Stored data:
○ ○ ○

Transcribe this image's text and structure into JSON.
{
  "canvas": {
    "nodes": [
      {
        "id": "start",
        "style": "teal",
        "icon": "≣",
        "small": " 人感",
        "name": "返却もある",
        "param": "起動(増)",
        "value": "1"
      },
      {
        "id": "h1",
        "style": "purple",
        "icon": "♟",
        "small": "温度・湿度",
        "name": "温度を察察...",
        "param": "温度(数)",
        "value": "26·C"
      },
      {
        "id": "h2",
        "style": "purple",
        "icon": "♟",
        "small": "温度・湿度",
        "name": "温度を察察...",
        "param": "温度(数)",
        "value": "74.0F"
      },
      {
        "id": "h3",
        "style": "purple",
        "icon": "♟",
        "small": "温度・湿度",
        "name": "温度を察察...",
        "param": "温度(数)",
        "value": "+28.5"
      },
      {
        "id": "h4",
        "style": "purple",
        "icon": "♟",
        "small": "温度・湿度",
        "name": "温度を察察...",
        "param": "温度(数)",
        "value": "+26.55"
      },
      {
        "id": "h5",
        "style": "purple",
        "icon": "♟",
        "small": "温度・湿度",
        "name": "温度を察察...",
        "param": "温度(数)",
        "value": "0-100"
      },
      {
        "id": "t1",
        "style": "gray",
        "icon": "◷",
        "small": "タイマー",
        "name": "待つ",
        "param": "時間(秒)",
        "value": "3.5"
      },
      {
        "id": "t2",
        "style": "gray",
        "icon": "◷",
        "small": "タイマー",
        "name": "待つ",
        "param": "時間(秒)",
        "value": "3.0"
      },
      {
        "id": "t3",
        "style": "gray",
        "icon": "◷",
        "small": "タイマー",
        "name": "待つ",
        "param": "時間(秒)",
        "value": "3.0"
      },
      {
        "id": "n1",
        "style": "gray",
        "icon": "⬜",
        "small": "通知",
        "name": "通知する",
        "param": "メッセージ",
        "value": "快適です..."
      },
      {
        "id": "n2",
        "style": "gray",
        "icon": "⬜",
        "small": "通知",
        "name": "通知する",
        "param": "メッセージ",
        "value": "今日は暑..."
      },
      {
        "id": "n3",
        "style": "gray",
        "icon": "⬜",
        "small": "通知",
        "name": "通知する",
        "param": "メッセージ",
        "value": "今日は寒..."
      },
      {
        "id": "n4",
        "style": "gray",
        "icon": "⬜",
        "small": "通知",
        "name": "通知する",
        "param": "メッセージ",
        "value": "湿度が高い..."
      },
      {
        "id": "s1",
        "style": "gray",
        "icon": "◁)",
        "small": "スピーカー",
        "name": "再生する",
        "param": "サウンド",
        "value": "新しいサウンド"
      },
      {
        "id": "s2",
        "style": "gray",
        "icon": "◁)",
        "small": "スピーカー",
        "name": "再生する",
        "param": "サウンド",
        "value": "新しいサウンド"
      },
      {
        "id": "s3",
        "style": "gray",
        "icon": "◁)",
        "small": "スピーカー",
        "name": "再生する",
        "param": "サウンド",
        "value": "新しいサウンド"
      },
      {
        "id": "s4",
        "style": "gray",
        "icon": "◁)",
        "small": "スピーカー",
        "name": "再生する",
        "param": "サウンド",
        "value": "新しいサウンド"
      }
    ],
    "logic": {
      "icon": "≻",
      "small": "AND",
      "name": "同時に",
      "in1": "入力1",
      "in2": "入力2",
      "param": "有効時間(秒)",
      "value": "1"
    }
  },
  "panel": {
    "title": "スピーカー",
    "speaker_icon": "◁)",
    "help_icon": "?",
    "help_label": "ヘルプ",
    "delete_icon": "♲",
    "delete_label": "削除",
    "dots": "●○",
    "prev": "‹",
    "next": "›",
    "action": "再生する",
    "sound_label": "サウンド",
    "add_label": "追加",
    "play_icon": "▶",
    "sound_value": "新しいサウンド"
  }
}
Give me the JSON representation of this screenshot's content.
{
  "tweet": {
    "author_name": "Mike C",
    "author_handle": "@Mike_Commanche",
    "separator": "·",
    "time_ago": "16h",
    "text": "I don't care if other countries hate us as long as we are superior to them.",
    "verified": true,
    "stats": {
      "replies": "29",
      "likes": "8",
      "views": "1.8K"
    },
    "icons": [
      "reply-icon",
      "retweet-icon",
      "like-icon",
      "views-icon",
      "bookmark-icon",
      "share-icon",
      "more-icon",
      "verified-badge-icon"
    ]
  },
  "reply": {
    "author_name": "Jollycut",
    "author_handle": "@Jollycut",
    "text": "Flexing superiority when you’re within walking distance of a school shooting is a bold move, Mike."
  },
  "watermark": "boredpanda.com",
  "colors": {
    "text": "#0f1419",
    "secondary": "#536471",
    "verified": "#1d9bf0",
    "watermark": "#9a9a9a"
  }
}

○ ○ ○

**Problem statement**
Repeat each record exactly. Omit nothing.

**Full output**
Transcribe this image's text and structure into JSON.
{
  "canvas": {
    "nodes": [
      {
        "id": "start",
        "style": "teal",
        "icon": "≣",
        "small": " 人感",
        "name": "返却もある",
        "param": "起動(増)",
        "value": "1"
      },
      {
        "id": "h1",
        "style": "purple",
        "icon": "♟",
        "small": "温度・湿度",
        "name": "温度を察察...",
        "param": "温度(数)",
        "value": "26·C"
      },
      {
        "id": "h2",
        "style": "purple",
        "icon": "♟",
        "small": "温度・湿度",
        "name": "温度を察察...",
        "param": "温度(数)",
        "value": "74.0F"
      },
      {
        "id": "h3",
        "style": "purple",
        "icon": "♟",
        "small": "温度・湿度",
        "name": "温度を察察...",
        "param": "温度(数)",
        "value": "+28.5"
      },
      {
        "id": "h4",
        "style": "purple",
        "icon": "♟",
        "small": "温度・湿度",
        "name": "温度を察察...",
        "param": "温度(数)",
        "value": "+26.55"
      },
      {
        "id": "h5",
        "style": "purple",
        "icon": "♟",
        "small": "温度・湿度",
        "name": "温度を察察...",
        "param": "温度(数)",
        "value": "0-100"
      },
      {
        "id": "t1",
        "style": "gray",
        "icon": "◷",
        "small": "タイマー",
        "name": "待つ",
        "param": "時間(秒)",
        "value": "3.5"
      },
      {
        "id": "t2",
        "style": "gray",
        "icon": "◷",
        "small": "タイマー",
        "name": "待つ",
        "param": "時間(秒)",
        "value": "3.0"
      },
      {
        "id": "t3",
        "style": "gray",
        "icon": "◷",
        "small": "タイマー",
        "name": "待つ",
        "param": "時間(秒)",
        "value": "3.0"
      },
      {
        "id": "n1",
        "style": "gray",
        "icon": "⬜",
        "small": "通知",
        "name": "通知する",
        "param": "メッセージ",
        "value": "快適です..."
      },
      {
        "id": "n2",
        "style": "gray",
        "icon": "⬜",
        "small": "通知",
        "name": "通知する",
        "param": "メッセージ",
        "value": "今日は暑..."
      },
      {
        "id": "n3",
        "style": "gray",
        "icon": "⬜",
        "small": "通知",
        "name": "通知する",
        "param": "メッセージ",
        "value": "今日は寒..."
      },
      {
        "id": "n4",
        "style": "gray",
        "icon": "⬜",
        "small": "通知",
        "name": "通知する",
        "param": "メッセージ",
        "value": "湿度が高い..."
      },
      {
        "id": "s1",
        "style": "gray",
        "icon": "◁)",
        "small": "スピーカー",
        "name": "再生する",
        "param": "サウンド",
        "value": "新しいサウンド"
      },
      {
        "id": "s2",
        "style": "gray",
        "icon": "◁)",
        "small": "スピーカー",
        "name": "再生する",
        "param": "サウンド",
        "value": "新しいサウンド"
      },
      {
        "id": "s3",
        "style": "gray",
        "icon": "◁)",
        "small": "スピーカー",
        "name": "再生する",
        "param": "サウンド",
        "value": "新しいサウンド"
      },
      {
        "id": "s4",
        "style": "gray",
        "icon": "◁)",
        "small": "スピーカー",
        "name": "再生する",
        "param": "サウンド",
        "value": "新しいサウンド"
      }
    ],
    "logic": {
      "icon": "≻",
      "small": "AND",
      "name": "同時に",
      "in1": "入力1",
      "in2": "入力2",
      "param": "有効時間(秒)",
      "value": "1"
    }
  },
  "panel": {
    "title": "スピーカー",
    "speaker_icon": "◁)",
    "help_icon": "?",
    "help_label": "ヘルプ",
    "delete_icon": "♲",
    "delete_label": "削除",
    "dots": "●○",
    "prev": "‹",
    "next": "›",
    "action": "再生する",
    "sound_label": "サウンド",
    "add_label": "追加",
    "play_icon": "▶",
    "sound_value": "新しいサウンド"
  }
}
Give me the JSON representation of this screenshot's content.
{
  "tweet": {
    "author_name": "Mike C",
    "author_handle": "@Mike_Commanche",
    "separator": "·",
    "time_ago": "16h",
    "text": "I don't care if other countries hate us as long as we are superior to them.",
    "verified": true,
    "stats": {
      "replies": "29",
      "likes": "8",
      "views": "1.8K"
    },
    "icons": [
      "reply-icon",
      "retweet-icon",
      "like-icon",
      "views-icon",
      "bookmark-icon",
      "share-icon",
      "more-icon",
      "verified-badge-icon"
    ]
  },
  "reply": {
    "author_name": "Jollycut",
    "author_handle": "@Jollycut",
    "text": "Flexing superiority when you’re within walking distance of a school shooting is a bold move, Mike."
  },
  "watermark": "boredpanda.com",
  "colors": {
    "text": "#0f1419",
    "secondary": "#536471",
    "verified": "#1d9bf0",
    "watermark": "#9a9a9a"
  }
}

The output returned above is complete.